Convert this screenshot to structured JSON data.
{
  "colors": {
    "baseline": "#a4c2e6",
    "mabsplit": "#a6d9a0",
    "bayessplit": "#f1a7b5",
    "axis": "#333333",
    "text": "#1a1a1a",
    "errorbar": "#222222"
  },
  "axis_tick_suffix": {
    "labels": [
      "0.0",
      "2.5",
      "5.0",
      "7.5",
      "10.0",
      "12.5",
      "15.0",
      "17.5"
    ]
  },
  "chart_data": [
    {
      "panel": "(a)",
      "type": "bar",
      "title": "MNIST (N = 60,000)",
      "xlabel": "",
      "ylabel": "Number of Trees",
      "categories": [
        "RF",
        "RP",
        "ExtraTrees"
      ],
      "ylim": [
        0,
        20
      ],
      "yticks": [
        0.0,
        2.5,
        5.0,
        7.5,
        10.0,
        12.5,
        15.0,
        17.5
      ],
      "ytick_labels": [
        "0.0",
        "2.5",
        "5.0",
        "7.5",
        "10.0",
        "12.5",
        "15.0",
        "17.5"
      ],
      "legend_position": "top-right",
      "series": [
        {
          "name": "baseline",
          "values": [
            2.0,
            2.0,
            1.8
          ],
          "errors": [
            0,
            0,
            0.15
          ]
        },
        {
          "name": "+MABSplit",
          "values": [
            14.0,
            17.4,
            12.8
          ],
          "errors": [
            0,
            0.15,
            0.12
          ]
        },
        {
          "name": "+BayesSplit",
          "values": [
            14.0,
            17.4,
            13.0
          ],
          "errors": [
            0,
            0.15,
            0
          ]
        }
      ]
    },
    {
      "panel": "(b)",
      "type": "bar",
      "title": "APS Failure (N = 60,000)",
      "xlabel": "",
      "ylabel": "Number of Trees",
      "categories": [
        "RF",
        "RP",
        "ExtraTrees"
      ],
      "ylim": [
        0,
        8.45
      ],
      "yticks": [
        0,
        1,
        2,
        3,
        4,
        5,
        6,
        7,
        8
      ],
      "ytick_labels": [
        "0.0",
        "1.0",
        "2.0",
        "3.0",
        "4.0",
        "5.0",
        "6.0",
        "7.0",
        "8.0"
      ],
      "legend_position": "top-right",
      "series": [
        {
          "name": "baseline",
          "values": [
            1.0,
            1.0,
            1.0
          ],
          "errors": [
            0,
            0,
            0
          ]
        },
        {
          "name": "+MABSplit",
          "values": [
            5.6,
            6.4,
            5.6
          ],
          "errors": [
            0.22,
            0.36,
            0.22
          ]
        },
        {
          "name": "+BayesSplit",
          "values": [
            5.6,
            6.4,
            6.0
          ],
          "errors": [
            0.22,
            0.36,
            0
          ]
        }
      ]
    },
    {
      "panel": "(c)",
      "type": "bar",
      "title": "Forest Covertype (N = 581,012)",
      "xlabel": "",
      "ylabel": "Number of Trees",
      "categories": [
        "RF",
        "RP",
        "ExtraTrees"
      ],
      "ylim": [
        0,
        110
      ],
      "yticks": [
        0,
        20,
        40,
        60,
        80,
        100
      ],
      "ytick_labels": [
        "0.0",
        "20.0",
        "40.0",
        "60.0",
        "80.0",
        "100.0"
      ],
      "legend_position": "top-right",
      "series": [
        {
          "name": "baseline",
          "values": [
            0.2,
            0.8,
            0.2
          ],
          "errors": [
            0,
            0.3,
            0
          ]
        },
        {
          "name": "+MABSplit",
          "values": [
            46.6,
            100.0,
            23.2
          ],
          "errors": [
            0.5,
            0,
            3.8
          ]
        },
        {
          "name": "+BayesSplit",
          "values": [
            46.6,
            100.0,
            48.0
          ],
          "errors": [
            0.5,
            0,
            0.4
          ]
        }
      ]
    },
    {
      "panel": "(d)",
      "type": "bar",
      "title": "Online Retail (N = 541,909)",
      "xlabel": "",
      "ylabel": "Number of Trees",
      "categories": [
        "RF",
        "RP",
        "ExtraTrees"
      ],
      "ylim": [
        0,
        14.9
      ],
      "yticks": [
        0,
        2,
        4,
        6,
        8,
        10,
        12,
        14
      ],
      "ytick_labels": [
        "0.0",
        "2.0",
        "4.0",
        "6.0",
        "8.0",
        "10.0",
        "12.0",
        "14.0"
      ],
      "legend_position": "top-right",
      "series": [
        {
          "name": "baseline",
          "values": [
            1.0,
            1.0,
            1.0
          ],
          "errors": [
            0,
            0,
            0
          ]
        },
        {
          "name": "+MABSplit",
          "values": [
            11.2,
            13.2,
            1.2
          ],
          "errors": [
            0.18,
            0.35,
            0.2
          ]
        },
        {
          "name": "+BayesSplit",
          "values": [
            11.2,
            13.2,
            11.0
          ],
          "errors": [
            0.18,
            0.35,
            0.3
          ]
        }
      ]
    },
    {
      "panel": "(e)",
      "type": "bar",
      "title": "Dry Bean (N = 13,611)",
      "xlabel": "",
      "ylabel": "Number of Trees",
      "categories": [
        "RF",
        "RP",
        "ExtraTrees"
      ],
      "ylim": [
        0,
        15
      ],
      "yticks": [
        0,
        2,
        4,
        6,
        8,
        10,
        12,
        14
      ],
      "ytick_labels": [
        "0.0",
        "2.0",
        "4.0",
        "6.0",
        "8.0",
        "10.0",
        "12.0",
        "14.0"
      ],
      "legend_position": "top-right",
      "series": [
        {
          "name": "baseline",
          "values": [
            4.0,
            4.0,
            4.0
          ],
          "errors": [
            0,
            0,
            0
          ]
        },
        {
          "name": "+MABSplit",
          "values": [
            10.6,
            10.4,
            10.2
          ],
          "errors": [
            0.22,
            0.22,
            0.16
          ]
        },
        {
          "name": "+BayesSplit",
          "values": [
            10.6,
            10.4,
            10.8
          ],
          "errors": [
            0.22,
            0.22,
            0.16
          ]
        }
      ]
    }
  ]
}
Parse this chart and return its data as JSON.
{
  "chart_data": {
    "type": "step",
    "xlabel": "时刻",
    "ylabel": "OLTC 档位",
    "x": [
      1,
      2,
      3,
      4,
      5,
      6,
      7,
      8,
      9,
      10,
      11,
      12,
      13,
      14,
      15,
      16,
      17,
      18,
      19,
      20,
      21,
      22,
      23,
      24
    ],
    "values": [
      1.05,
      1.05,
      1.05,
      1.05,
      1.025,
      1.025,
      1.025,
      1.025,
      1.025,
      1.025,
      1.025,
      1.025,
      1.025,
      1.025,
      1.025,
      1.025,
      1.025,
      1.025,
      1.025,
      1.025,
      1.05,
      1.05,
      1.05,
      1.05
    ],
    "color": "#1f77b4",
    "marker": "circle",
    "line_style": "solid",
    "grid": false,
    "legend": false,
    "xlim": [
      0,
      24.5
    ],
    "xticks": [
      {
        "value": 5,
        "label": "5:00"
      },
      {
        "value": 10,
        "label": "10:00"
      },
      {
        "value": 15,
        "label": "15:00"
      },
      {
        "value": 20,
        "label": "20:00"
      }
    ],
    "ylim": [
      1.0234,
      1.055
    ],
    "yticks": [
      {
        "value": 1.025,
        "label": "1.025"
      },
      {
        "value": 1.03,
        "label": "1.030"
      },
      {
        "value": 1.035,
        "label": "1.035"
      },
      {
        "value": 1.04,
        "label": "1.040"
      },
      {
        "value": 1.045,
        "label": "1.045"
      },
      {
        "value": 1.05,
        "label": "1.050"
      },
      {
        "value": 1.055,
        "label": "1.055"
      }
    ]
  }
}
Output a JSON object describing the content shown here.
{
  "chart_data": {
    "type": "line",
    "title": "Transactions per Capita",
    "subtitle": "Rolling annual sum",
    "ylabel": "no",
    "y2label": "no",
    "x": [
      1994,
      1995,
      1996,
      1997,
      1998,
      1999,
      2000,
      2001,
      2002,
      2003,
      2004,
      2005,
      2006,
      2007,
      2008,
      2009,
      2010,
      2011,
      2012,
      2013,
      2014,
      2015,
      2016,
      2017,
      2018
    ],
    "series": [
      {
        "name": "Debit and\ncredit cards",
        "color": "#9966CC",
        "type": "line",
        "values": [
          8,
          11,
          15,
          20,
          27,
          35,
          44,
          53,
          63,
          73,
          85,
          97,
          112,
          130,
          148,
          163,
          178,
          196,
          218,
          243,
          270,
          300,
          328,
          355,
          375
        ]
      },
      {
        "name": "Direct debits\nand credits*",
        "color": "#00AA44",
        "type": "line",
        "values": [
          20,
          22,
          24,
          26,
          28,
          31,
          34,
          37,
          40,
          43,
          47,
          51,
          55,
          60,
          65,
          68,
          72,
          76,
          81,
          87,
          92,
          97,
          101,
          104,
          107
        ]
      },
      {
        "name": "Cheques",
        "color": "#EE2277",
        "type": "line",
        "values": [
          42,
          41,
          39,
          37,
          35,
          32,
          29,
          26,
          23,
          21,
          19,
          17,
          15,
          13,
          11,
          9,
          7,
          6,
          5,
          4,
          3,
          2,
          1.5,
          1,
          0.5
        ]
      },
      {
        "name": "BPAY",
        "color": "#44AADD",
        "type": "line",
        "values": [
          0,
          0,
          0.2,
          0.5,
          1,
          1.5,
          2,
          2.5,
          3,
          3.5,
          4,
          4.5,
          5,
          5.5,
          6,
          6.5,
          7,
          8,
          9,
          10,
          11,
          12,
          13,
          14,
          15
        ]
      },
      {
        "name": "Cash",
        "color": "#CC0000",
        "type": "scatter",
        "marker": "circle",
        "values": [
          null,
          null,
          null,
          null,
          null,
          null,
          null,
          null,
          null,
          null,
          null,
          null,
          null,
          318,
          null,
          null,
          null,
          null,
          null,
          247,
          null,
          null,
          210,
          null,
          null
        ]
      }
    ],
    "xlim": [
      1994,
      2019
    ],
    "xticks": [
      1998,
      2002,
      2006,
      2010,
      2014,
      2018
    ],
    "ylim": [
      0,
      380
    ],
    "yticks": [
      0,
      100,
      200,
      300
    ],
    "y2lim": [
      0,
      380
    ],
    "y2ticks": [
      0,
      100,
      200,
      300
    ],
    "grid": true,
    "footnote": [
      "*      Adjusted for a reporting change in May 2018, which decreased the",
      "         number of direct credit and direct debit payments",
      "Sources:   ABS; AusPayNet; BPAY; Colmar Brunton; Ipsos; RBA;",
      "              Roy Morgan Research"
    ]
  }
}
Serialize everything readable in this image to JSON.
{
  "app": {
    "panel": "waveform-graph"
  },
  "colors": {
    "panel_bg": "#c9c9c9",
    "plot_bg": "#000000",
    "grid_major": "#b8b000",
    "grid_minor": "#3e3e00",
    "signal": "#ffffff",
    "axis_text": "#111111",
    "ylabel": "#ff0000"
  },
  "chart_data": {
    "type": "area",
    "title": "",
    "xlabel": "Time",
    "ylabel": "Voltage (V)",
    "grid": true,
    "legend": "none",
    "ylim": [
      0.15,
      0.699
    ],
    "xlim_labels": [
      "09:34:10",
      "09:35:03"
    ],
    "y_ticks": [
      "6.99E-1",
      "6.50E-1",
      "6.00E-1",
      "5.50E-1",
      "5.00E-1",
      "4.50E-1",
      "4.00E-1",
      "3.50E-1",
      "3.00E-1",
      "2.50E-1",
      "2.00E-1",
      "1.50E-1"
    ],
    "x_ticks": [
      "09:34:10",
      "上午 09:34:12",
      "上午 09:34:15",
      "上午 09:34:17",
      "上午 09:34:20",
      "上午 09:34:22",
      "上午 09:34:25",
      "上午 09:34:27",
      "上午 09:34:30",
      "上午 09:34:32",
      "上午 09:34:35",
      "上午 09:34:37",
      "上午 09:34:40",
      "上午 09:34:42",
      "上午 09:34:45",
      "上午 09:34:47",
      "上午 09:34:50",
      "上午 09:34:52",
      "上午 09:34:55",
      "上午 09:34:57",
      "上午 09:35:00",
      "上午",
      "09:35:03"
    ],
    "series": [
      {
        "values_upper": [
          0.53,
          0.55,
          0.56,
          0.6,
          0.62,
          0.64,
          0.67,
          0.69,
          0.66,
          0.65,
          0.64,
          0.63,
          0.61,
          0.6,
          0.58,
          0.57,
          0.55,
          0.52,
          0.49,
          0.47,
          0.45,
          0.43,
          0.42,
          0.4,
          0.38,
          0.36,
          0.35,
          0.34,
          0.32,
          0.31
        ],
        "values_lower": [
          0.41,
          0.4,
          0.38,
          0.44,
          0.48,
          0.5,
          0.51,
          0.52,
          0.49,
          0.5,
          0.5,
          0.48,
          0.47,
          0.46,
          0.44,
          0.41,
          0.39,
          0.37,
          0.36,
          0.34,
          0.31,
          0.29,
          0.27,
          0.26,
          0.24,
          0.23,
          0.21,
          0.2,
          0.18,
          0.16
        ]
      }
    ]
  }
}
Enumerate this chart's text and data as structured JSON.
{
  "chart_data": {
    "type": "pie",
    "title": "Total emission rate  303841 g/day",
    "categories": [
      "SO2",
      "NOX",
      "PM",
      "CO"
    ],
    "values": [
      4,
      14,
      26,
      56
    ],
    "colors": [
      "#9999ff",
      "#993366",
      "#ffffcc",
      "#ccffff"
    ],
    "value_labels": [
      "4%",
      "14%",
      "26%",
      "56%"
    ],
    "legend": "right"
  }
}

**SET TASK**
Gather each line of the listing that holds the string "structured".

**COMPLETE RESPONSE**
Convert this screenshot to structured JSON data.
Enumerate this chart's text and data as structured JSON.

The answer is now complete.